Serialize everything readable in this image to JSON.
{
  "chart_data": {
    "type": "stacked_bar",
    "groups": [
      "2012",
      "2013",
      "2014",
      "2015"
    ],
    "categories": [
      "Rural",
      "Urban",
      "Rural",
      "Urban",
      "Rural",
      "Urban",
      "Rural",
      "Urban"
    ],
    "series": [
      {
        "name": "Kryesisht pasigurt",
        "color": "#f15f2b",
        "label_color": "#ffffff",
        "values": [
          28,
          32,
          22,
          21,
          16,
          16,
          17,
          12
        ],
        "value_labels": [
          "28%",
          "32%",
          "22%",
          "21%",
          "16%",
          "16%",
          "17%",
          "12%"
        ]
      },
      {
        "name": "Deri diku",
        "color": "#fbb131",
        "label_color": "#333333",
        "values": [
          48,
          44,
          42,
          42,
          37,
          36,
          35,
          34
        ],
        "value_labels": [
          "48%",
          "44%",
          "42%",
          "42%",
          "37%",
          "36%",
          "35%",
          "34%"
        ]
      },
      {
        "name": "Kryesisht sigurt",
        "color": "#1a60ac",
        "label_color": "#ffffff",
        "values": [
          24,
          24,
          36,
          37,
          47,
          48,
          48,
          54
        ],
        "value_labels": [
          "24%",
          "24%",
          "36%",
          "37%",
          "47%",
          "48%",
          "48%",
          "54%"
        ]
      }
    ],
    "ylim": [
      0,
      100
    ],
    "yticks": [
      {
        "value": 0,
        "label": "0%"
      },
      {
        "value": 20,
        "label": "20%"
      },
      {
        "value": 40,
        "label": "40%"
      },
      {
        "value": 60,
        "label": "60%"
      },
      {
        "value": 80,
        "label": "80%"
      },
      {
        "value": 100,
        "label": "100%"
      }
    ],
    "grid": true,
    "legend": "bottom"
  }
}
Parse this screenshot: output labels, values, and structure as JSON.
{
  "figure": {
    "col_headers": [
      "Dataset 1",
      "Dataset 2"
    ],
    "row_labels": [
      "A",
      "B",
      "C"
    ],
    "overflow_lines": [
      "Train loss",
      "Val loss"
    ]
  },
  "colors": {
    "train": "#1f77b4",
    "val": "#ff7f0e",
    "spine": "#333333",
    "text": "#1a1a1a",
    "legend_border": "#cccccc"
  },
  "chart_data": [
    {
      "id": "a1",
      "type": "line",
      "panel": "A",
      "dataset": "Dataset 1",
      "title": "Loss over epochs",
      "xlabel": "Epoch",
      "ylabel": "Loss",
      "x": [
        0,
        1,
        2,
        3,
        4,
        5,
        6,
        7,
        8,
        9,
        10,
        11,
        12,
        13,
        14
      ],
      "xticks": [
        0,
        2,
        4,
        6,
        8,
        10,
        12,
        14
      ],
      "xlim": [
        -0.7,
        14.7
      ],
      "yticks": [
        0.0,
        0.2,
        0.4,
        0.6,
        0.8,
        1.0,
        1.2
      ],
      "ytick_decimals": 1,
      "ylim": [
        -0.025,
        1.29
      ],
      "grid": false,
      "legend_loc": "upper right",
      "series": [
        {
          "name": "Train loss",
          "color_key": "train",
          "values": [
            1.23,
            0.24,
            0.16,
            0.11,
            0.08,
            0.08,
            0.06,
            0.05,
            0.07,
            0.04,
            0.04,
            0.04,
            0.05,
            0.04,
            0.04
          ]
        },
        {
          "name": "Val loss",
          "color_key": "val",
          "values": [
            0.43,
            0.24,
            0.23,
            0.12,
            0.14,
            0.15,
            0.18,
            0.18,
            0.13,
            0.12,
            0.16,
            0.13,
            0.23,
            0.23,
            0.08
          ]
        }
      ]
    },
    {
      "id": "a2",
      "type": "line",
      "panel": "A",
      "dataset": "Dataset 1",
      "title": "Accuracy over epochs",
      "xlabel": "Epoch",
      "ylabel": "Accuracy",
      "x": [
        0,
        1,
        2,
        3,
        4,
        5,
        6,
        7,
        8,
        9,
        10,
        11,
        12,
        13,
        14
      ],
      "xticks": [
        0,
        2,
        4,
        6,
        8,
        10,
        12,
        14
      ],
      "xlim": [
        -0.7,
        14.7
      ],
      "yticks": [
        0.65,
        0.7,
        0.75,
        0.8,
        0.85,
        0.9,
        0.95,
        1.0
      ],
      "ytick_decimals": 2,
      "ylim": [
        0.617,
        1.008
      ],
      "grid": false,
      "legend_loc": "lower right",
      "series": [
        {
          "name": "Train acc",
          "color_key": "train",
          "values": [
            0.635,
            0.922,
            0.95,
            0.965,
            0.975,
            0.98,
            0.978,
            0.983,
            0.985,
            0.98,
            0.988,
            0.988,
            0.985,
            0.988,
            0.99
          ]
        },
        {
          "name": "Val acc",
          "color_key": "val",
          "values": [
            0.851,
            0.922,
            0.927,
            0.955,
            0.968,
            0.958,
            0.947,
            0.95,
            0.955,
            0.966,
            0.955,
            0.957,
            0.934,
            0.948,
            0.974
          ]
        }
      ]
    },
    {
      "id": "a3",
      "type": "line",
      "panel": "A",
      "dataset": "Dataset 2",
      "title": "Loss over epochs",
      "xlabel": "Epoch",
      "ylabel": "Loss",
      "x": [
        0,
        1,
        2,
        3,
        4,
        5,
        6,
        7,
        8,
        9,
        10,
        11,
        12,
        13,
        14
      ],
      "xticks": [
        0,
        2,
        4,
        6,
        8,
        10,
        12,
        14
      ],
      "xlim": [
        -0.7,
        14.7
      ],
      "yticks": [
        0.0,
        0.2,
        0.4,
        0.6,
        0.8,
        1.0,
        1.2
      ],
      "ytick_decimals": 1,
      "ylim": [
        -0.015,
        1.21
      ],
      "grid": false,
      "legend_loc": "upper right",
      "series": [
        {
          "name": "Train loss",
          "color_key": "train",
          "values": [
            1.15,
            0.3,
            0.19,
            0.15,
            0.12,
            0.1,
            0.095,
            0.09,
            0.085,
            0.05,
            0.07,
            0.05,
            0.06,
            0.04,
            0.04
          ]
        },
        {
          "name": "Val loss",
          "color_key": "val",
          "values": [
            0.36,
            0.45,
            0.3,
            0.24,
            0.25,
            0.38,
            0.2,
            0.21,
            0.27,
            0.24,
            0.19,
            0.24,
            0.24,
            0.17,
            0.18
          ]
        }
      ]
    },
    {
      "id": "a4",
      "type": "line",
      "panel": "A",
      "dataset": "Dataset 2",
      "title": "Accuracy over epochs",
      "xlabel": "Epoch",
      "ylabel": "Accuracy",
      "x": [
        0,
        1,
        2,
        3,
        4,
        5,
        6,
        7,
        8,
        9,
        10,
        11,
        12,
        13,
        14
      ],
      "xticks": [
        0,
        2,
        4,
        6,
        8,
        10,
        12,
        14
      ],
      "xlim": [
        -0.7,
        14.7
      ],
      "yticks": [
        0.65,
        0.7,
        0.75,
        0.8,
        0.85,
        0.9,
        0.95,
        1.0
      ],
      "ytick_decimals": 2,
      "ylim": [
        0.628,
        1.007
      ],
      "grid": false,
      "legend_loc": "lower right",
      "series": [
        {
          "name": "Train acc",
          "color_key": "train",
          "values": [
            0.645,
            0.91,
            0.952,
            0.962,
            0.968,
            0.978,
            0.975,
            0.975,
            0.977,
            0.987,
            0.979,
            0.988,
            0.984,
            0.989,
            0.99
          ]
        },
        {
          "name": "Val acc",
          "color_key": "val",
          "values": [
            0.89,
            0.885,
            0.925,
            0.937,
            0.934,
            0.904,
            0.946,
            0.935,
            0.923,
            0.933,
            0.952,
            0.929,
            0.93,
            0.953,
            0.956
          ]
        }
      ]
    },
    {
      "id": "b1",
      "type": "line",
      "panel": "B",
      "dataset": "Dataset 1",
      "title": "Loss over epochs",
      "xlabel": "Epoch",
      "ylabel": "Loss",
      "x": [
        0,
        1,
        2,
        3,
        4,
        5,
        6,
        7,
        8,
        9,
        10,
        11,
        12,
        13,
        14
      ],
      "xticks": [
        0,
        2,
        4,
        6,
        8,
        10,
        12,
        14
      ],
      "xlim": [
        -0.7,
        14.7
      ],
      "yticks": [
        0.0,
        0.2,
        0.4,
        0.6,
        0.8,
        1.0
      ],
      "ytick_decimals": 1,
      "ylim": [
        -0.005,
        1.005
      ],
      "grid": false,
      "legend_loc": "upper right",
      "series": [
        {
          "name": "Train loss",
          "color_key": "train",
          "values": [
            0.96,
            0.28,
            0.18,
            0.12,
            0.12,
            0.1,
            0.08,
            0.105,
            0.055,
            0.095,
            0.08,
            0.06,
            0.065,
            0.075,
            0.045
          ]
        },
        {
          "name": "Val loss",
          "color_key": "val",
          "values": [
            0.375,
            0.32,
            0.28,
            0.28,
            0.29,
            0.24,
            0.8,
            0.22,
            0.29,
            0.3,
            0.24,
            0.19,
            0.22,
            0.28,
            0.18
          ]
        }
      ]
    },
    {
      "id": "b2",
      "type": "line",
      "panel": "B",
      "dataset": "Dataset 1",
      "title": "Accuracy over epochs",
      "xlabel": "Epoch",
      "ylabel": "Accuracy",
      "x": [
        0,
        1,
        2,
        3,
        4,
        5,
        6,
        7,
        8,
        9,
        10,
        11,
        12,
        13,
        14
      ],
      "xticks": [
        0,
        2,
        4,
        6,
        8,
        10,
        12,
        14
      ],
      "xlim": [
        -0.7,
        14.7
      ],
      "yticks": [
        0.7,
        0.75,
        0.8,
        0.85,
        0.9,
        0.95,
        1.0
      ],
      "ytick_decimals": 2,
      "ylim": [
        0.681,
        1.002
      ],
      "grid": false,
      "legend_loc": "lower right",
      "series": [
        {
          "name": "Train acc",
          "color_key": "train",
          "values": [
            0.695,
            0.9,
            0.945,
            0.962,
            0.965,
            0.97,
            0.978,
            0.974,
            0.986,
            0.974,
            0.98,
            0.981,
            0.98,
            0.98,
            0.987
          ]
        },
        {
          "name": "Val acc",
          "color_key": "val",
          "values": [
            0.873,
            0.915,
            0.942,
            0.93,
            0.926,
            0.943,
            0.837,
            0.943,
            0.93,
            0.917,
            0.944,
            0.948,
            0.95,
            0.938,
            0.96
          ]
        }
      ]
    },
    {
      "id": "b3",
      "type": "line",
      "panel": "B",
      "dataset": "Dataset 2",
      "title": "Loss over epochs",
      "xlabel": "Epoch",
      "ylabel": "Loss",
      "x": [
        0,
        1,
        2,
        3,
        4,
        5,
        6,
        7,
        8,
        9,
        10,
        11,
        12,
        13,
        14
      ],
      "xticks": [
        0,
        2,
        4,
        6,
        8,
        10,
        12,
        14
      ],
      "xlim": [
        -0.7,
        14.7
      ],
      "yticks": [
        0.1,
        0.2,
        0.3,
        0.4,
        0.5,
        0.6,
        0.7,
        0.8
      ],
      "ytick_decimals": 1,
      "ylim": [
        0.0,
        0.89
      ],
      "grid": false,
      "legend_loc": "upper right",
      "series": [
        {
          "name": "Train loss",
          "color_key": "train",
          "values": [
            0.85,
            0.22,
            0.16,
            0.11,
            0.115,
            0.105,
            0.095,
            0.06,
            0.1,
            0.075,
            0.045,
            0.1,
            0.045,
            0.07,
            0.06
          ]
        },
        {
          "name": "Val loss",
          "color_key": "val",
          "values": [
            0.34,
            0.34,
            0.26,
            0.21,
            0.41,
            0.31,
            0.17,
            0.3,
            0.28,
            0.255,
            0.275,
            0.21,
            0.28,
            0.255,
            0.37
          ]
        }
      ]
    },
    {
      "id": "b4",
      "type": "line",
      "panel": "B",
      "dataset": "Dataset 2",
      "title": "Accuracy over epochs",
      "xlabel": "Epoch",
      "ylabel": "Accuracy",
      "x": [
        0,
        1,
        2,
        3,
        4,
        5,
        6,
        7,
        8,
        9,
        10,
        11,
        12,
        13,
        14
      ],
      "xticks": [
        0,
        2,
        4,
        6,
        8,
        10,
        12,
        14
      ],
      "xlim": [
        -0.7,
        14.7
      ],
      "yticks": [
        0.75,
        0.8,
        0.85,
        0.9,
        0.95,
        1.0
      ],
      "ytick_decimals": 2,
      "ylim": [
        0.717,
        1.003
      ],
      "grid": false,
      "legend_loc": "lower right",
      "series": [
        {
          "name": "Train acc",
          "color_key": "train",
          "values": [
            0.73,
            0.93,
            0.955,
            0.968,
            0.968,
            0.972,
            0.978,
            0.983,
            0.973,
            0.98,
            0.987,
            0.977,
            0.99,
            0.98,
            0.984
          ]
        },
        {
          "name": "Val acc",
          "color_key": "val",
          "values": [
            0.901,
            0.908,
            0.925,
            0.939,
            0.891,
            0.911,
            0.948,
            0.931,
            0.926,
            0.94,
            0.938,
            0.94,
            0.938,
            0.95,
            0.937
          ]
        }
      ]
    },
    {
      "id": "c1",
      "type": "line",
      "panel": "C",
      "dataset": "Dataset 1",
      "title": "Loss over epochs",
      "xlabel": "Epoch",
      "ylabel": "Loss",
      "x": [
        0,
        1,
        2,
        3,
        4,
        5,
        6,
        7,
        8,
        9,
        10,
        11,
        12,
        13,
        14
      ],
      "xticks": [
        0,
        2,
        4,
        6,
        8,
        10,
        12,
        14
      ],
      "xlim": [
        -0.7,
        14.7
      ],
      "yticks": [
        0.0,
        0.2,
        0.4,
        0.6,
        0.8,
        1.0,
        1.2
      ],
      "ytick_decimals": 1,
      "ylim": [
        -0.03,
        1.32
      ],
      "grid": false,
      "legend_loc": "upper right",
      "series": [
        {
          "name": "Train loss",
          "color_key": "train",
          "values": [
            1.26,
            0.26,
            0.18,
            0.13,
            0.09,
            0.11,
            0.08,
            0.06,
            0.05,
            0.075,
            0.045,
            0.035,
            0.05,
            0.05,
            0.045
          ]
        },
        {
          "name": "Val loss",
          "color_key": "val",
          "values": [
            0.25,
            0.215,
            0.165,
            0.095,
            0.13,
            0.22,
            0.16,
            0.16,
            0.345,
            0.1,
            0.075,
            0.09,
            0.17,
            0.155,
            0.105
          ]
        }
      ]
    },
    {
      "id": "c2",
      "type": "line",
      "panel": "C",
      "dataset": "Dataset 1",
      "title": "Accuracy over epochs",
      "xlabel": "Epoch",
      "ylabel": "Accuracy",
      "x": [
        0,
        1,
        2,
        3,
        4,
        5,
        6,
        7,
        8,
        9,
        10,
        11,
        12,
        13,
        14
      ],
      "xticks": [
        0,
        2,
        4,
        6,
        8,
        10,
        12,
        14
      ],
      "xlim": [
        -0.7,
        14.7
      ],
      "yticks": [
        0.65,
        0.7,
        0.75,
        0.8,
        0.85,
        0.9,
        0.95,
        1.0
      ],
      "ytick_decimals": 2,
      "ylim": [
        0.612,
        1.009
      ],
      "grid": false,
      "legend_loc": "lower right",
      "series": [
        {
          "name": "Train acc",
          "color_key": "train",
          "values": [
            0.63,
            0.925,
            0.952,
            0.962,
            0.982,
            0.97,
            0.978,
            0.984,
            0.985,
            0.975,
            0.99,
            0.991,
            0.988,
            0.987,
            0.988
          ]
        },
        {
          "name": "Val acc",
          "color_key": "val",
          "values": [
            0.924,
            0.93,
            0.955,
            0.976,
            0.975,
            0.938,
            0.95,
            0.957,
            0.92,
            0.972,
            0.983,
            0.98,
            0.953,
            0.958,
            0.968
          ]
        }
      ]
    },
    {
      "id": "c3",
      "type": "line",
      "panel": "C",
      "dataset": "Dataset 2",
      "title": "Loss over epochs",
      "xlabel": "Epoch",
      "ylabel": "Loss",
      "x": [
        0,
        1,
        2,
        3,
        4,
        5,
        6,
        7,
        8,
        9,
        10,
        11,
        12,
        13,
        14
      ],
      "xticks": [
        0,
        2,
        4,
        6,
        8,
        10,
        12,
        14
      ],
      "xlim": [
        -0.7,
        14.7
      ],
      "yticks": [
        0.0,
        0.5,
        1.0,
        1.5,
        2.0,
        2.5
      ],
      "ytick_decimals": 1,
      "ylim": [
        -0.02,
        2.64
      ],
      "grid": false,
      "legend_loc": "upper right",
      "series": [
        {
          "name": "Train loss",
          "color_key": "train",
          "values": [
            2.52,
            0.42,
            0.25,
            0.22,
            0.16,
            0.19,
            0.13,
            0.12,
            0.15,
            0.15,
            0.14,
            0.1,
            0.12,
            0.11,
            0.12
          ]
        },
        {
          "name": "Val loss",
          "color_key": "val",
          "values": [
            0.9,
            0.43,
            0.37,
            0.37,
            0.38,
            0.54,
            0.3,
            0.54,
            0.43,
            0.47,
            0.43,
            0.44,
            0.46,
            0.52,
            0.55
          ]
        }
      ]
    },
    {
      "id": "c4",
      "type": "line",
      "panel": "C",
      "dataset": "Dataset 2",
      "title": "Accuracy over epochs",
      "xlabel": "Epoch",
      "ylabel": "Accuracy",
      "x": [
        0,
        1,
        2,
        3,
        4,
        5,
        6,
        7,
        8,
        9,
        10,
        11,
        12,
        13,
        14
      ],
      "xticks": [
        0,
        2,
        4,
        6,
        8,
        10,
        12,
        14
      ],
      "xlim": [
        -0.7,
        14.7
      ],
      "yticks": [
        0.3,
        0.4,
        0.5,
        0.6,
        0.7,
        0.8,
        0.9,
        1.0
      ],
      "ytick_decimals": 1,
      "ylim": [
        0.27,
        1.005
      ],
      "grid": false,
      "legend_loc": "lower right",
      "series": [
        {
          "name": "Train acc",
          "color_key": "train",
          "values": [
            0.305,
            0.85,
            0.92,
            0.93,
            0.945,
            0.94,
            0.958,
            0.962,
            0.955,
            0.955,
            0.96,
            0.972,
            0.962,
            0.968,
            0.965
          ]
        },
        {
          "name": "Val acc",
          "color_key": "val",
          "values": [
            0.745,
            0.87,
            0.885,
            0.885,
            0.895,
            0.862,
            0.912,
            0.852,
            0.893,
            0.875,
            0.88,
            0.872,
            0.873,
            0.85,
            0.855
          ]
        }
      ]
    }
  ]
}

» **SET EXERCISE**
Find each line that has the word "this", then copy it out.

» **FULL ANSWER**
Serialize everything readable in this image to JSON.
Parse this screenshot: output labels, values, and structure as JSON.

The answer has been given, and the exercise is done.